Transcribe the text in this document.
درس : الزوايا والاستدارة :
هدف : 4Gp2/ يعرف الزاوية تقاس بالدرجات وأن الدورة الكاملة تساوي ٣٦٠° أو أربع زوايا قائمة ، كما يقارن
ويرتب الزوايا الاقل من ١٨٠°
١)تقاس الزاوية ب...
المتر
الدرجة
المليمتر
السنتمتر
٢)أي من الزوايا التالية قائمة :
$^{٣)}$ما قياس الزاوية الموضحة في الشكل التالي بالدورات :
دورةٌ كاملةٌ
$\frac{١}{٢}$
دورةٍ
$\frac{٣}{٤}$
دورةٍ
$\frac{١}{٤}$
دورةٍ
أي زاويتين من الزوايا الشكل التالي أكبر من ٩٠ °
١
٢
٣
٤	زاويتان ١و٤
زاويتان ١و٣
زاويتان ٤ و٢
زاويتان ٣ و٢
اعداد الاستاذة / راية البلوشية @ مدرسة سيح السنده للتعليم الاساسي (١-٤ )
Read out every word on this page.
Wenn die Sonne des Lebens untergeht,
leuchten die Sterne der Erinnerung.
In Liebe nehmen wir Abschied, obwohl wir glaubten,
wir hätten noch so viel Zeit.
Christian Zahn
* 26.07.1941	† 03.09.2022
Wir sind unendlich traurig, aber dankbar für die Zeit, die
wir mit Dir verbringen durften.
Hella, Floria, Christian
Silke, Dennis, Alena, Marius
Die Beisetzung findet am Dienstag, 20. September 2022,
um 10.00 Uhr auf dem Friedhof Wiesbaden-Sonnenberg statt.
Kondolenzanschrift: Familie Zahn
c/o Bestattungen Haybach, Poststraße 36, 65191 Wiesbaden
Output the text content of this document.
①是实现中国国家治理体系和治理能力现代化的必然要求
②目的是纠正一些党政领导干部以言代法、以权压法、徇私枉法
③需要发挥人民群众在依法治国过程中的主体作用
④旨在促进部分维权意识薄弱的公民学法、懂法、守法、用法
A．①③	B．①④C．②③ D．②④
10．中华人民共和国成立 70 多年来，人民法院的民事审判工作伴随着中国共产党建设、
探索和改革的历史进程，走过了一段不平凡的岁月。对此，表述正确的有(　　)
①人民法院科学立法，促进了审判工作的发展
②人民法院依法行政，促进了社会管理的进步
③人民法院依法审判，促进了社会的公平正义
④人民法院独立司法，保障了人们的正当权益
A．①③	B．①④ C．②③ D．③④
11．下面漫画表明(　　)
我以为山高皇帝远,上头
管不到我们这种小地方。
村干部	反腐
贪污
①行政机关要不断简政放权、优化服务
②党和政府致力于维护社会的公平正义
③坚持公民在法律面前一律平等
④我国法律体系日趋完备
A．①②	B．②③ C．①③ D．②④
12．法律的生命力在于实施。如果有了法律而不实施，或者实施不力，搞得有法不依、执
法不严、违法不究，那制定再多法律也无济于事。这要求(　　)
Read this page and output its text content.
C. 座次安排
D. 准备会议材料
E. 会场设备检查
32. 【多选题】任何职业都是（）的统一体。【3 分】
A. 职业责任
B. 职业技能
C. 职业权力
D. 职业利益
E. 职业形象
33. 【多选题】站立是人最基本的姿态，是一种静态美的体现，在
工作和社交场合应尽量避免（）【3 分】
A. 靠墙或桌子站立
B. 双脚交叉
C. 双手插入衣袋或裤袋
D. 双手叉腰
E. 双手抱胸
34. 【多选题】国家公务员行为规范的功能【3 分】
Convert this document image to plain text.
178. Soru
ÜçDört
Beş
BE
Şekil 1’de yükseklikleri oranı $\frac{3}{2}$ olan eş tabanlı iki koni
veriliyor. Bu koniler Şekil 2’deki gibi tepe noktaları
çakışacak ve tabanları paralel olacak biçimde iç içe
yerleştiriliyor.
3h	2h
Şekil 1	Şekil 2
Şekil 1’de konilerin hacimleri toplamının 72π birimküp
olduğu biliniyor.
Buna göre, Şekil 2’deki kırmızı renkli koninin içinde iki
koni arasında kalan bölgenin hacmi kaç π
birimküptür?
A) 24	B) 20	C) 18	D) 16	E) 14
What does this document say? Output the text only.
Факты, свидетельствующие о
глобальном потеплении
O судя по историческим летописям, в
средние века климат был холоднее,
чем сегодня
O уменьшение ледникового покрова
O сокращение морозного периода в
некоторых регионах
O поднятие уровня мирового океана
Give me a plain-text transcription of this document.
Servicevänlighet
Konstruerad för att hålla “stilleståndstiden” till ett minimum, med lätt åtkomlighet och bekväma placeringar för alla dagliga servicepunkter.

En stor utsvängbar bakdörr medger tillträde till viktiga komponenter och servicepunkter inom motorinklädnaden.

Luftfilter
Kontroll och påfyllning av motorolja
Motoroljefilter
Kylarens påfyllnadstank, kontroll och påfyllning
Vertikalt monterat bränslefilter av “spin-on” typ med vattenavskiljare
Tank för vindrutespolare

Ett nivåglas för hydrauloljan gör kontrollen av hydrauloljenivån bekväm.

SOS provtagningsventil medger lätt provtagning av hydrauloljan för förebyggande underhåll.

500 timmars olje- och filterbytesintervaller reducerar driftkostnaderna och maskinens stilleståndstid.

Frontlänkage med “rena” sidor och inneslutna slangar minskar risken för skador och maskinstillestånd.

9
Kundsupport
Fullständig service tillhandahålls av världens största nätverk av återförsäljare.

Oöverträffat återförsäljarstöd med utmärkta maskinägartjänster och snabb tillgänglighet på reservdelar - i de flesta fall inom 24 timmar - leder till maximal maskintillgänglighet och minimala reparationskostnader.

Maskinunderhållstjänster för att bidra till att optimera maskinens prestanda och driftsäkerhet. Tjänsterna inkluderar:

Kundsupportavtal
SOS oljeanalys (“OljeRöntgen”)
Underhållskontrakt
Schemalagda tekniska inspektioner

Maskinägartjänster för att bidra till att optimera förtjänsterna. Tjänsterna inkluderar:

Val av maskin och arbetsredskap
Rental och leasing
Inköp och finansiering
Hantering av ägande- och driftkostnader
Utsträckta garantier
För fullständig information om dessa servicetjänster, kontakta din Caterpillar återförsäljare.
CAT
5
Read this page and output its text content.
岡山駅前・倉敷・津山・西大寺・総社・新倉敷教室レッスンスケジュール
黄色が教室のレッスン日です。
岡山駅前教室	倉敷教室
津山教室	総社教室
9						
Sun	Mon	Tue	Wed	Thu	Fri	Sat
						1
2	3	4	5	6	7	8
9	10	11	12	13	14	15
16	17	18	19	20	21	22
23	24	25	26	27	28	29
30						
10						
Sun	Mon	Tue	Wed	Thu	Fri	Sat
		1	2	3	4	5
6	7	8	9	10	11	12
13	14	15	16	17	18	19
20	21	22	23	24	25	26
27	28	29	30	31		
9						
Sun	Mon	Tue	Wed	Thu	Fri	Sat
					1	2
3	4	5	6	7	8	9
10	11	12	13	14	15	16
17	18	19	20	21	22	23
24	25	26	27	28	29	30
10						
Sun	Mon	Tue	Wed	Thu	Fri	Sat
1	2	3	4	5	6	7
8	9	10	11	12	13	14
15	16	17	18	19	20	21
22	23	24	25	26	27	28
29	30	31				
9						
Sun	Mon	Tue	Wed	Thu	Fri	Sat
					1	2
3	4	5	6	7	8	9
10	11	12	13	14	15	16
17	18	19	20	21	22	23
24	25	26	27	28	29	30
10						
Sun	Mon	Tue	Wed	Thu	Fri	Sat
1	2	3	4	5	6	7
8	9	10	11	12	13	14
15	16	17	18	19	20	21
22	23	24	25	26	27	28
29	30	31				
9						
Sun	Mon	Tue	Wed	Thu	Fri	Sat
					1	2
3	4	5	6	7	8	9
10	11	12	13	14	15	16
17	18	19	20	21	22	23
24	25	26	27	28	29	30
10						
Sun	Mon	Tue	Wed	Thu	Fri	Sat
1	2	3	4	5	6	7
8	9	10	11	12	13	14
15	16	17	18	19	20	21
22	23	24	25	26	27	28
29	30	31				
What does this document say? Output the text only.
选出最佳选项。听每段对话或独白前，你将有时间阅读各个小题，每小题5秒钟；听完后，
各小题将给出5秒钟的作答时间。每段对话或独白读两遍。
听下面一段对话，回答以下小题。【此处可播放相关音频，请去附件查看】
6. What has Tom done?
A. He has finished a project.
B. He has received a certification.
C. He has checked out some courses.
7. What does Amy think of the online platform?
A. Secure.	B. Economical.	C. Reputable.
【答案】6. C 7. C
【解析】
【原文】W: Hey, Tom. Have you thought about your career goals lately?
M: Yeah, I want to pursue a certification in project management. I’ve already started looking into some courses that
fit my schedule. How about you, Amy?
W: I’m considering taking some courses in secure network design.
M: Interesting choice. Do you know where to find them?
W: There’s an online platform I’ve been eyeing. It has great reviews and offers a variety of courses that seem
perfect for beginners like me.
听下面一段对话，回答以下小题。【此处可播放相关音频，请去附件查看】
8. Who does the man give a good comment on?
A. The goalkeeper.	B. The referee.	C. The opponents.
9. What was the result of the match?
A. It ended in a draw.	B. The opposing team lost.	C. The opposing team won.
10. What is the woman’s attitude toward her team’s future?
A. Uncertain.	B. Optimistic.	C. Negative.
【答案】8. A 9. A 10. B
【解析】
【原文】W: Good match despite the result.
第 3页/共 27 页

---+---

Identify all lines where the word "maskinens" shows up. Copy them.

500 timmars olje- och filterbytesintervaller reducerar driftkostnaderna och maskinens stilleståndstid.
Maskinunderhållstjänster för att bidra till att optimera maskinens prestanda och driftsäkerhet. Tjänsterna inkluderar:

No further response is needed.